### EXERCISE DETAILS
Copy the listing below line for line, without changing anything.
+++ EXERCISE MATERIAL +++
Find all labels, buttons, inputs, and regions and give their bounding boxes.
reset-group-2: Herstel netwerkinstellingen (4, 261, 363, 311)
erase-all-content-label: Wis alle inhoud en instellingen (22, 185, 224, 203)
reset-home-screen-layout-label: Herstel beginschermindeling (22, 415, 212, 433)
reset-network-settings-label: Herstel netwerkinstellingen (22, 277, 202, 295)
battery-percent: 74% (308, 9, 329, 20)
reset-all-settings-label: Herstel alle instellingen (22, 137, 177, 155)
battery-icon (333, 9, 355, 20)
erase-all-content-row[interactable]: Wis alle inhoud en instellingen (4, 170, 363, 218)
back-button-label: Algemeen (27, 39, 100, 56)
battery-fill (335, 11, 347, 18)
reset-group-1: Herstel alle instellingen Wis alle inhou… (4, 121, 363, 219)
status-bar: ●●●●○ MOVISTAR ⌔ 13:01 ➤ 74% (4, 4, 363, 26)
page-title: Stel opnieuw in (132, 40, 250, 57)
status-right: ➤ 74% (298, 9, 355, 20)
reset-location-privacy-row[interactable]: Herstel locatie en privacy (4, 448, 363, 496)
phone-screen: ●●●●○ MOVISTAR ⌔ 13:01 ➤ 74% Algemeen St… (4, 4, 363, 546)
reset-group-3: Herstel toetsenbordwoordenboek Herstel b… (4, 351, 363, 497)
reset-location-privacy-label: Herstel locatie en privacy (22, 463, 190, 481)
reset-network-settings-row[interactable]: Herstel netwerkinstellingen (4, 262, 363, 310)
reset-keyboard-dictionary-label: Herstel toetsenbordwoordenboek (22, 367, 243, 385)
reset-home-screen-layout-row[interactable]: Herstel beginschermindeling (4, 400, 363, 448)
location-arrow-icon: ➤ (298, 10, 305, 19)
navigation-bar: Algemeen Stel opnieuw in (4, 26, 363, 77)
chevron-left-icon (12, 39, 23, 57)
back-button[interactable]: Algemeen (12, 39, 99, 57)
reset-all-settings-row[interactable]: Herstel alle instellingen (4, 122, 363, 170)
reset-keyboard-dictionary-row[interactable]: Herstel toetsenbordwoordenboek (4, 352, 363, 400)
+++
### TASK OUTPUT
Find all labels, buttons, inputs, and regions and give their bounding boxes.
reset-group-2: Herstel netwerkinstellingen (4, 261, 363, 311)
erase-all-content-label: Wis alle inhoud en instellingen (22, 185, 224, 203)
reset-home-screen-layout-label: Herstel beginschermindeling (22, 415, 212, 433)
reset-network-settings-label: Herstel netwerkinstellingen (22, 277, 202, 295)
battery-percent: 74% (308, 9, 329, 20)
reset-all-settings-label: Herstel alle instellingen (22, 137, 177, 155)
battery-icon (333, 9, 355, 20)
erase-all-content-row[interactable]: Wis alle inhoud en instellingen (4, 170, 363, 218)
back-button-label: Algemeen (27, 39, 100, 56)
battery-fill (335, 11, 347, 18)
reset-group-1: Herstel alle instellingen Wis alle inhou… (4, 121, 363, 219)
status-bar: ●●●●○ MOVISTAR ⌔ 13:01 ➤ 74% (4, 4, 363, 26)
page-title: Stel opnieuw in (132, 40, 250, 57)
status-right: ➤ 74% (298, 9, 355, 20)
reset-location-privacy-row[interactable]: Herstel locatie en privacy (4, 448, 363, 496)
phone-screen: ●●●●○ MOVISTAR ⌔ 13:01 ➤ 74% Algemeen St… (4, 4, 363, 546)
reset-group-3: Herstel toetsenbordwoordenboek Herstel b… (4, 351, 363, 497)
reset-location-privacy-label: Herstel locatie en privacy (22, 463, 190, 481)
reset-network-settings-row[interactable]: Herstel netwerkinstellingen (4, 262, 363, 310)
reset-keyboard-dictionary-label: Herstel toetsenbordwoordenboek (22, 367, 243, 385)
reset-home-screen-layout-row[interactable]: Herstel beginschermindeling (4, 400, 363, 448)
location-arrow-icon: ➤ (298, 10, 305, 19)
navigation-bar: Algemeen Stel opnieuw in (4, 26, 363, 77)
chevron-left-icon (12, 39, 23, 57)
back-button[interactable]: Algemeen (12, 39, 99, 57)
reset-all-settings-row[interactable]: Herstel alle instellingen (4, 122, 363, 170)
reset-keyboard-dictionary-row[interactable]: Herstel toetsenbordwoordenboek (4, 352, 363, 400)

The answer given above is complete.